▶ _EXERCISE REQUIREMENTS_: Locate the word "ство" in the data below, then copy every line that holds it.

▶ _RECORDED INFORMATION_:
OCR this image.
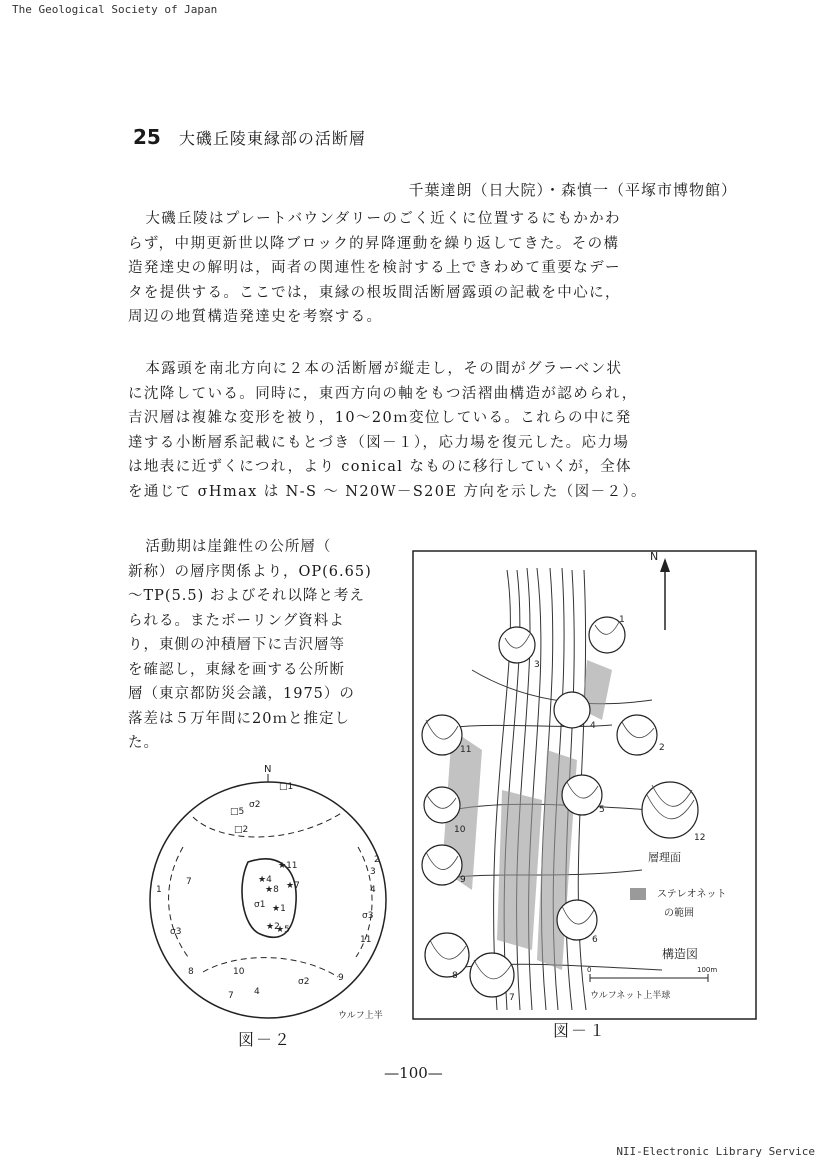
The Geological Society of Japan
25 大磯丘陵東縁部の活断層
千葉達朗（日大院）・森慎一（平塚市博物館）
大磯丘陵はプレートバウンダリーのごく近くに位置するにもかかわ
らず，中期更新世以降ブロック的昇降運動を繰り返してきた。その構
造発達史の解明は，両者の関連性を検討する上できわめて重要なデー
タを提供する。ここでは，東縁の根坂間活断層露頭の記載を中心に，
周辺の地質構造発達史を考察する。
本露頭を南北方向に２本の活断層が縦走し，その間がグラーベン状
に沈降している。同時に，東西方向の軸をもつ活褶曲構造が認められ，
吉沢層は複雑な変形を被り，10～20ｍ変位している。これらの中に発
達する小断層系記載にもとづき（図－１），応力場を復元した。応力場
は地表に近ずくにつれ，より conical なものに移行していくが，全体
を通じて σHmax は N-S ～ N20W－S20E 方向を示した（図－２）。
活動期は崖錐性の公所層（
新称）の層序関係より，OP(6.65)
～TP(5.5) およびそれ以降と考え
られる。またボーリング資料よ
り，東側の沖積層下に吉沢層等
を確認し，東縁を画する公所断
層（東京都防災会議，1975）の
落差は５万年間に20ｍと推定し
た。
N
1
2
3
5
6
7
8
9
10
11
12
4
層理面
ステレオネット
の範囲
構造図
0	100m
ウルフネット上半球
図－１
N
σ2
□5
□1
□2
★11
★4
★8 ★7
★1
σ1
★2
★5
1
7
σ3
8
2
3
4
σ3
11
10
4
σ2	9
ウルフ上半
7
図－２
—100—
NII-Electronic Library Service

* * *

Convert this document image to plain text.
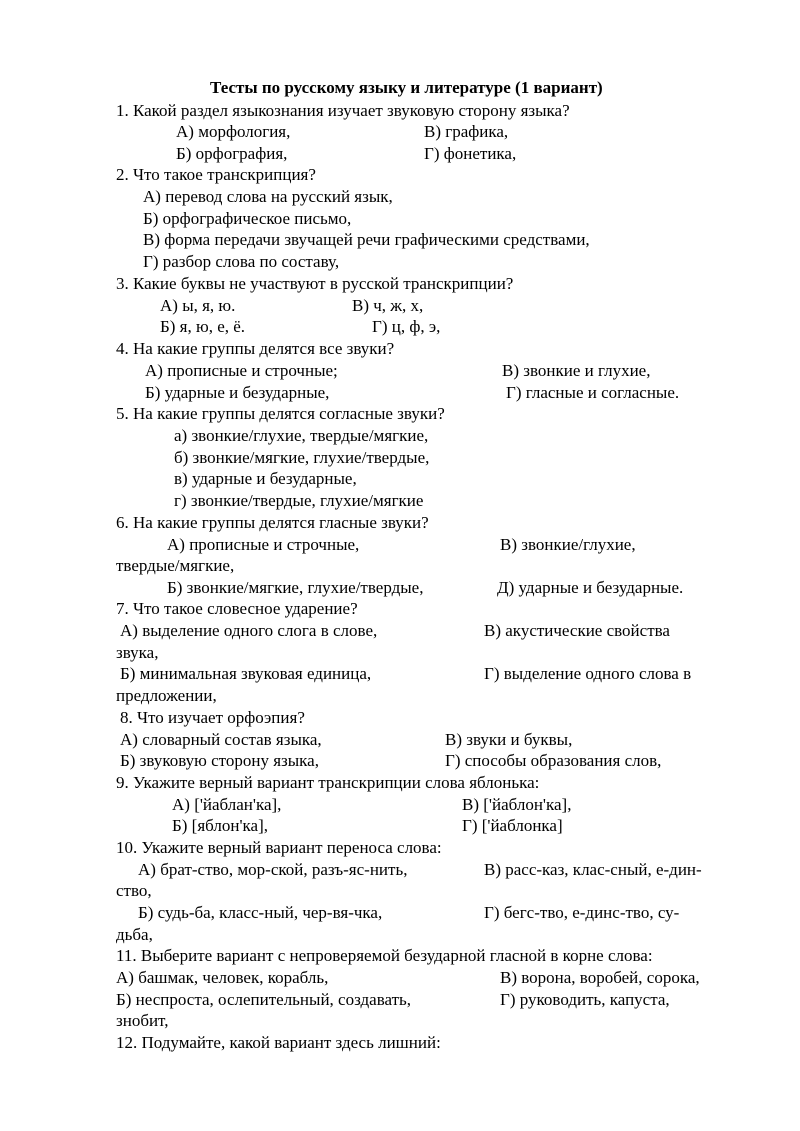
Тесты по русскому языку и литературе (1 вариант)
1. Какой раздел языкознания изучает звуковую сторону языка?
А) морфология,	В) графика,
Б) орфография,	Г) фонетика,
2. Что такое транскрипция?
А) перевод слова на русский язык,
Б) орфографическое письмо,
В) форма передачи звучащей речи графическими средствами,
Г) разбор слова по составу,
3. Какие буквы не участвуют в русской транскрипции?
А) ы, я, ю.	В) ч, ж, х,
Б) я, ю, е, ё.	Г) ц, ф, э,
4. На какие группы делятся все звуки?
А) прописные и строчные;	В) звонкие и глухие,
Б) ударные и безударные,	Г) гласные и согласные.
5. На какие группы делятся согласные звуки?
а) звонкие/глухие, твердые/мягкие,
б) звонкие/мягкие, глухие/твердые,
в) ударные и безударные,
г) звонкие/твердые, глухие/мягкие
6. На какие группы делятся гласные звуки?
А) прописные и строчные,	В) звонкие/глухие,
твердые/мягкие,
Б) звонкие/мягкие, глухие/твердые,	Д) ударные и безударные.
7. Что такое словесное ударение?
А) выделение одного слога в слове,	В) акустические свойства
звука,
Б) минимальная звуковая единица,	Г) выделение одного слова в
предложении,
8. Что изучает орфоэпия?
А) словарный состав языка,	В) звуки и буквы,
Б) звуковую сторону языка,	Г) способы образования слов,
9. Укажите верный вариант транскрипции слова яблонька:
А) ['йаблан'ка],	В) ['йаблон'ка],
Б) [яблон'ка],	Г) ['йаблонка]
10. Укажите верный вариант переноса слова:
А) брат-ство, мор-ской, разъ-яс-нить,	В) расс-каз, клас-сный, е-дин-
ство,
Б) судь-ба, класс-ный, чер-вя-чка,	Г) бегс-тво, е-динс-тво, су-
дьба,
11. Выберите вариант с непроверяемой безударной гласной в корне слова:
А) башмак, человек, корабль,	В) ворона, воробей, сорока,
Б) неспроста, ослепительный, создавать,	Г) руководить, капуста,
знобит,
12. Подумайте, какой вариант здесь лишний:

▶ _WRITTEN ANSWER_:
А) брат-ство, мор-ской, разъ-яс-нить,	В) расс-каз, клас-сный, е-дин-
ство,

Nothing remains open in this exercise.